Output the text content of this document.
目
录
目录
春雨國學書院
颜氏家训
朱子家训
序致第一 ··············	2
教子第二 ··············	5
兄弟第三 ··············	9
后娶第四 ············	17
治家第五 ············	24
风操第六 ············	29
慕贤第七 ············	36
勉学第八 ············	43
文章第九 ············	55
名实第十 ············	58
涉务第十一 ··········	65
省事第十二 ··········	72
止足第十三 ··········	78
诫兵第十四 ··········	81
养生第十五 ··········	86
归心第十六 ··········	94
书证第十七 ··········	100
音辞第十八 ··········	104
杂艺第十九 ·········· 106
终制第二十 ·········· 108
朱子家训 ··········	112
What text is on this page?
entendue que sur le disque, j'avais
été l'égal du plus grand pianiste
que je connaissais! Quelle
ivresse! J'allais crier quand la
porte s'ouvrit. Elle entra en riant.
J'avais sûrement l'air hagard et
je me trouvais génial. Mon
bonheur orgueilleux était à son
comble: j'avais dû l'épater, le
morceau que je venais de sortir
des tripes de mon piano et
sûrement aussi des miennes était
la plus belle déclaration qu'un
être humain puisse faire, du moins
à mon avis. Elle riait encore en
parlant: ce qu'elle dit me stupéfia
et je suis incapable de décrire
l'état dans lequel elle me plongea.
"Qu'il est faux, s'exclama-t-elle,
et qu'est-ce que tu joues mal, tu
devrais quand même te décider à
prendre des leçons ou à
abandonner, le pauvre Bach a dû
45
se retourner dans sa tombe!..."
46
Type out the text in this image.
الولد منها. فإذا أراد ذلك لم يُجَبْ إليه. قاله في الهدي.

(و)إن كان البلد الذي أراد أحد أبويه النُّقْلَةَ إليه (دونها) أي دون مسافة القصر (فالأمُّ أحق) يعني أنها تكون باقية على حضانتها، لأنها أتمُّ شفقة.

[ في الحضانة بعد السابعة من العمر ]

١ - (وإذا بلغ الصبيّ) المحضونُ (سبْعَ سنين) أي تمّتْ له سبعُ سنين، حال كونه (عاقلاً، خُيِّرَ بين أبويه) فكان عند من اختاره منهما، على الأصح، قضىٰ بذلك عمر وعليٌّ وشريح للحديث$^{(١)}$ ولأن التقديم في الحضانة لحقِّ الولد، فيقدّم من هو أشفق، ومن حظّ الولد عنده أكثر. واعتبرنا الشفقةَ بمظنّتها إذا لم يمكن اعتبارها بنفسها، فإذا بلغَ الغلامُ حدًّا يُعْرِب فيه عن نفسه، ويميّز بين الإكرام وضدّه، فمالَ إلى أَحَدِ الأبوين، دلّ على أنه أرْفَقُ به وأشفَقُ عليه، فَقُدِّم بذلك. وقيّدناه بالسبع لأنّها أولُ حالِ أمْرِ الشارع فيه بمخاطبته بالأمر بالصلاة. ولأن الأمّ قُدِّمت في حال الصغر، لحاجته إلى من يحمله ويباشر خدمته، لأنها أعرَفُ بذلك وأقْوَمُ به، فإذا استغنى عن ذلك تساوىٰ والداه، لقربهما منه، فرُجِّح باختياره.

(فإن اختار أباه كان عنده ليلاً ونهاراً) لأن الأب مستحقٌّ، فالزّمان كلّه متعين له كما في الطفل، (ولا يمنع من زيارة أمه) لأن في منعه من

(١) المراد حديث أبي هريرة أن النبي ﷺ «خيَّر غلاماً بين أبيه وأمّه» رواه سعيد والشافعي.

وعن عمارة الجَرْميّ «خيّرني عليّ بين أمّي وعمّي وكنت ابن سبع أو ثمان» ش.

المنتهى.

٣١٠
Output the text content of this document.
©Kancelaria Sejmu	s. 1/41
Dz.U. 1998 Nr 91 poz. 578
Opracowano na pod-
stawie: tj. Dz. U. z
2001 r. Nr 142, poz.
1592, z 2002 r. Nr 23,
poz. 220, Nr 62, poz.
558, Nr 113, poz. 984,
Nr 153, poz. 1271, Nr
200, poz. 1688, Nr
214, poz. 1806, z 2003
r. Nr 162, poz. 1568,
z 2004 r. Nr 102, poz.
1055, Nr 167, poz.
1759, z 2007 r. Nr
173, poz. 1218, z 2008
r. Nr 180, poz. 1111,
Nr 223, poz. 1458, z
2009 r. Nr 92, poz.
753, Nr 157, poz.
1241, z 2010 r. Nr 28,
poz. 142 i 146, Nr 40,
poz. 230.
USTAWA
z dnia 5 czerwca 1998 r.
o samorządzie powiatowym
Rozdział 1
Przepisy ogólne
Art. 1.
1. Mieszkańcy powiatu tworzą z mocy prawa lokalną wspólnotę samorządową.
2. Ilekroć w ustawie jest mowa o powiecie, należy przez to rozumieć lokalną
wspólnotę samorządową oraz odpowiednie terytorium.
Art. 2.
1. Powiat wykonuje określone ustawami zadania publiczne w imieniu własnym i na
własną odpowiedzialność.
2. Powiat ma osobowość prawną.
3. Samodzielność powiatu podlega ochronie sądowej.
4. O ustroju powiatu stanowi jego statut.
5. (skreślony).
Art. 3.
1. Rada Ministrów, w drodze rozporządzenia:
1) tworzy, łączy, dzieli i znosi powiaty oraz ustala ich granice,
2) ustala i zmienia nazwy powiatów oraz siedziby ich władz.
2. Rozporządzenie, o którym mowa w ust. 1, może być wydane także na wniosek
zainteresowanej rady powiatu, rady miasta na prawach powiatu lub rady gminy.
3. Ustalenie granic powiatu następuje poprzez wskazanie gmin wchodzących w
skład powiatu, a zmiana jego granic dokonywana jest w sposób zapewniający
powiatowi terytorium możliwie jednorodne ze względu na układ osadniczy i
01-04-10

▸ **Task goal**
All lines of the data above that include the word "oraz" must be shown.

▸ **Exercise solution**
wspólnotę samorządową oraz odpowiednie terytorium.
1) tworzy, łączy, dzieli i znosi powiaty oraz ustala ich granice,
2) ustala i zmienia nazwy powiatów oraz siedziby ich władz.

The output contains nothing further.